= MATERIAL FOR THIS EXERCISE =
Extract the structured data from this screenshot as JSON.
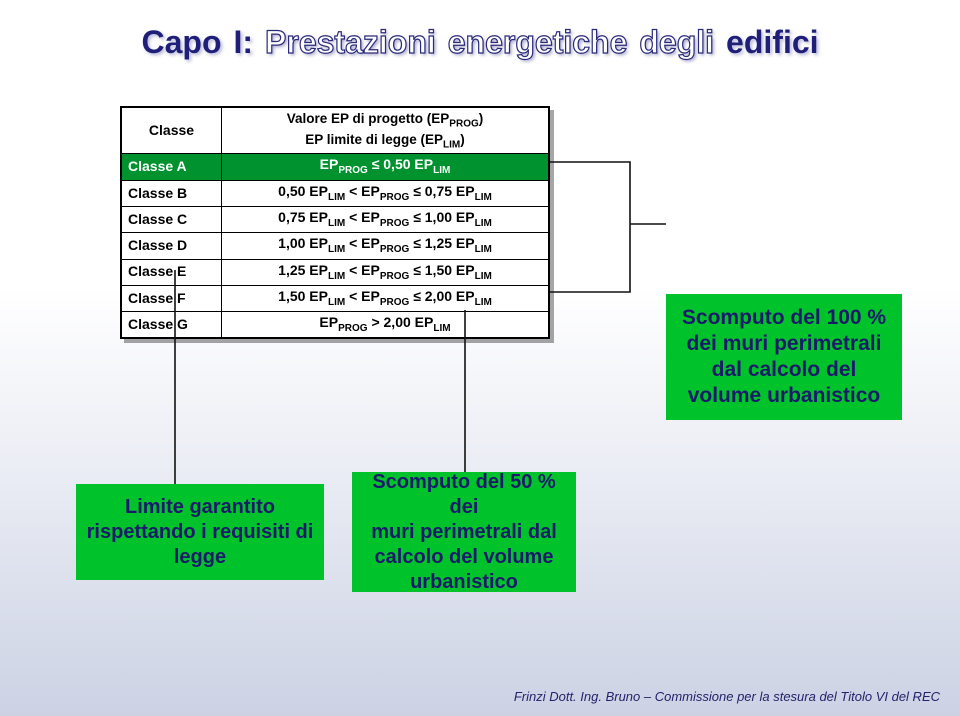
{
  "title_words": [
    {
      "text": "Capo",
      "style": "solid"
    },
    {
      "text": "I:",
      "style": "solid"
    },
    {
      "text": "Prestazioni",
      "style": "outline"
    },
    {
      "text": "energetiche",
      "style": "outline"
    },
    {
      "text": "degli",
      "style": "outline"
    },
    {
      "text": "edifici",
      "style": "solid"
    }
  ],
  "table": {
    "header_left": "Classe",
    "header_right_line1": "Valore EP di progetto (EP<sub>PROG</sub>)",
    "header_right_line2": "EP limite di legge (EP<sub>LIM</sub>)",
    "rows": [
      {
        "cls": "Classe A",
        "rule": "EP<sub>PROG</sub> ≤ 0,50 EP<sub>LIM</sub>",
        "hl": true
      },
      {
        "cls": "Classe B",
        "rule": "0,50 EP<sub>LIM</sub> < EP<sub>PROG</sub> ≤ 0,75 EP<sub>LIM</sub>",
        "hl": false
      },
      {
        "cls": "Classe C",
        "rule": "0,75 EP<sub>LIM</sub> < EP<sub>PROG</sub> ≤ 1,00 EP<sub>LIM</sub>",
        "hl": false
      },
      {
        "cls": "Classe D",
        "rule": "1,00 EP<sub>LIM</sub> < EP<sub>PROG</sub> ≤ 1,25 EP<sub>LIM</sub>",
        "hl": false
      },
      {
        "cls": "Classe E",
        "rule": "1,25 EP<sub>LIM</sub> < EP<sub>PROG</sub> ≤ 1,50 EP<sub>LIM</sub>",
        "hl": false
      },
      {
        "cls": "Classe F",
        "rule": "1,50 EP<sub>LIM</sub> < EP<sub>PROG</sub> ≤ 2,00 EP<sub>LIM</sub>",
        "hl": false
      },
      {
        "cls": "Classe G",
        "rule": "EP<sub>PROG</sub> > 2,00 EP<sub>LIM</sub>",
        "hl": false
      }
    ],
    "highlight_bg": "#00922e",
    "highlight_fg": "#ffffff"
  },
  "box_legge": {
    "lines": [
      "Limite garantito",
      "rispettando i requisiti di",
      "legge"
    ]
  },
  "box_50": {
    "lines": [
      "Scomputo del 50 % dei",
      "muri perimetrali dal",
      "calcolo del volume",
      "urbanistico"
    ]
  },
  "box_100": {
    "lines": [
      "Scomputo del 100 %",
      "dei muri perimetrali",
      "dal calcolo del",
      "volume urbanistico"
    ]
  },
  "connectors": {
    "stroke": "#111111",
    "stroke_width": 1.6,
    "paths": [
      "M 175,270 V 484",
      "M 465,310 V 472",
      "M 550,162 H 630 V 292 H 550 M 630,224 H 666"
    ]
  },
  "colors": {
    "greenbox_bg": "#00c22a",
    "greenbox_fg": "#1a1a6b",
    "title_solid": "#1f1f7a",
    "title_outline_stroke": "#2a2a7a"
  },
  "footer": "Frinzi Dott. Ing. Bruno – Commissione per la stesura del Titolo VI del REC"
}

= OBJECTIVE =
Determine how many lines of the records above contain the word "PROG", and report only that number.

= EXPECTED ANSWER =
8